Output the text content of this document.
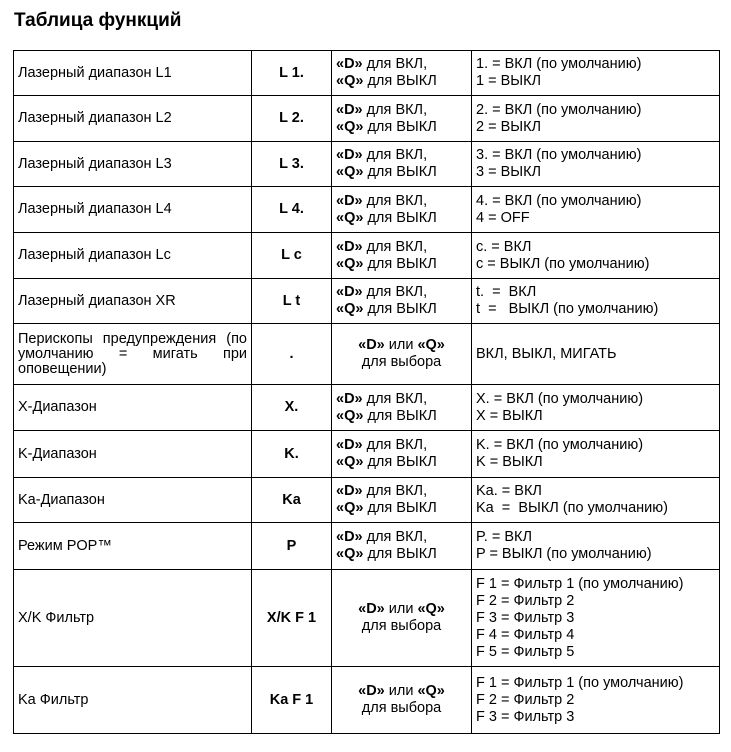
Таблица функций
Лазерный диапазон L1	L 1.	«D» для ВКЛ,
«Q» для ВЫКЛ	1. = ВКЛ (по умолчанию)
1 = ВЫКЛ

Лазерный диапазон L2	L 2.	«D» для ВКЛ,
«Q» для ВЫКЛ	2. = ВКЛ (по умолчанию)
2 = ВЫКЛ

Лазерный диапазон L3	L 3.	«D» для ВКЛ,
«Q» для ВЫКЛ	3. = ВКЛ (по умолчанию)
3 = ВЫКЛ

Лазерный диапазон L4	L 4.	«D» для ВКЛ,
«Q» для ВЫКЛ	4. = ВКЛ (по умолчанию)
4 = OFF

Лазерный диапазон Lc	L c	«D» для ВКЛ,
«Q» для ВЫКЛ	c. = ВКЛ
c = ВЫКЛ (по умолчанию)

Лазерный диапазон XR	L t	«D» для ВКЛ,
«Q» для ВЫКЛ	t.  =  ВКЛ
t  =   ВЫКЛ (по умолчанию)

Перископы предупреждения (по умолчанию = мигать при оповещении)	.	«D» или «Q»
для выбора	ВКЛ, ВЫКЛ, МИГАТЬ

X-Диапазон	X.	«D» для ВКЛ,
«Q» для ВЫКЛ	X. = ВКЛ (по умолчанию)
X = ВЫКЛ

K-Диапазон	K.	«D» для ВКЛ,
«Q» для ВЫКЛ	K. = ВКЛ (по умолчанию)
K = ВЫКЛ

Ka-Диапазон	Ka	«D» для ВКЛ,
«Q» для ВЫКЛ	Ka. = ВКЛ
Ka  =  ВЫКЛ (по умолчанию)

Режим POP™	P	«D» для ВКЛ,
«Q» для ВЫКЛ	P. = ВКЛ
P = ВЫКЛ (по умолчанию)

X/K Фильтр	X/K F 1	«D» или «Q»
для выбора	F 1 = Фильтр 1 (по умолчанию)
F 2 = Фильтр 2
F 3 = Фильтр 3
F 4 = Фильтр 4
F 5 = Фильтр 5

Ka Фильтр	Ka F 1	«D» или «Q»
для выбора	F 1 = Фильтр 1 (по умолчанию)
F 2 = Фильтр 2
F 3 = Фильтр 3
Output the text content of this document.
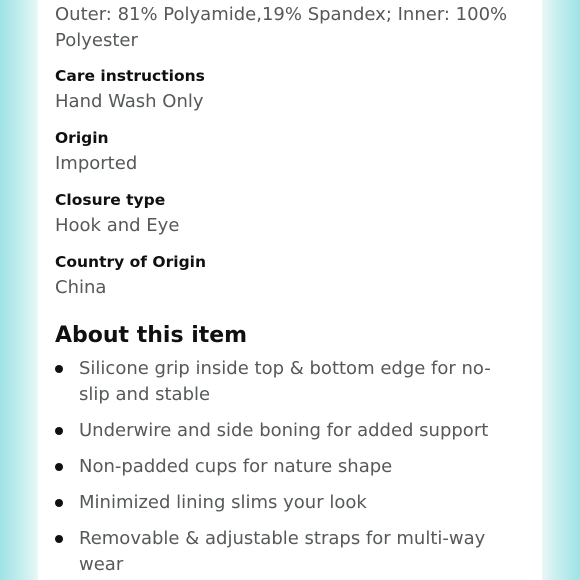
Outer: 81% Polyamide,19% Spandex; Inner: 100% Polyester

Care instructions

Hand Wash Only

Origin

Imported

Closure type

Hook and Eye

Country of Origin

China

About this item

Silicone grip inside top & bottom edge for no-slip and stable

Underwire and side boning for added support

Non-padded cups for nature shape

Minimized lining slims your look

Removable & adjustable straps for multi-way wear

┄┄┄┄┄┄┄┄┄┄

_Work required:_ Reproduce each entry verbatim, excluding any embedded images.

_Solution for this problem:_
Output the text content of this document.
Таблица функций
Лазерный диапазон L1	L 1.	«D» для ВКЛ,
«Q» для ВЫКЛ	1. = ВКЛ (по умолчанию)
1 = ВЫКЛ

Лазерный диапазон L2	L 2.	«D» для ВКЛ,
«Q» для ВЫКЛ	2. = ВКЛ (по умолчанию)
2 = ВЫКЛ

Лазерный диапазон L3	L 3.	«D» для ВКЛ,
«Q» для ВЫКЛ	3. = ВКЛ (по умолчанию)
3 = ВЫКЛ

Лазерный диапазон L4	L 4.	«D» для ВКЛ,
«Q» для ВЫКЛ	4. = ВКЛ (по умолчанию)
4 = OFF

Лазерный диапазон Lc	L c	«D» для ВКЛ,
«Q» для ВЫКЛ	c. = ВКЛ
c = ВЫКЛ (по умолчанию)

Лазерный диапазон XR	L t	«D» для ВКЛ,
«Q» для ВЫКЛ	t.  =  ВКЛ
t  =   ВЫКЛ (по умолчанию)

Перископы предупреждения (по умолчанию = мигать при оповещении)	.	«D» или «Q»
для выбора	ВКЛ, ВЫКЛ, МИГАТЬ

X-Диапазон	X.	«D» для ВКЛ,
«Q» для ВЫКЛ	X. = ВКЛ (по умолчанию)
X = ВЫКЛ

K-Диапазон	K.	«D» для ВКЛ,
«Q» для ВЫКЛ	K. = ВКЛ (по умолчанию)
K = ВЫКЛ

Ka-Диапазон	Ka	«D» для ВКЛ,
«Q» для ВЫКЛ	Ka. = ВКЛ
Ka  =  ВЫКЛ (по умолчанию)

Режим POP™	P	«D» для ВКЛ,
«Q» для ВЫКЛ	P. = ВКЛ
P = ВЫКЛ (по умолчанию)

X/K Фильтр	X/K F 1	«D» или «Q»
для выбора	F 1 = Фильтр 1 (по умолчанию)
F 2 = Фильтр 2
F 3 = Фильтр 3
F 4 = Фильтр 4
F 5 = Фильтр 5

Ka Фильтр	Ka F 1	«D» или «Q»
для выбора	F 1 = Фильтр 1 (по умолчанию)
F 2 = Фильтр 2
F 3 = Фильтр 3
Output the text content of this document.
Outer: 81% Polyamide,19% Spandex; Inner: 100% Polyester

Care instructions

Hand Wash Only

Origin

Imported

Closure type

Hook and Eye

Country of Origin

China

About this item

Silicone grip inside top & bottom edge for no-slip and stable

Underwire and side boning for added support

Non-padded cups for nature shape

Minimized lining slims your look

Removable & adjustable straps for multi-way wear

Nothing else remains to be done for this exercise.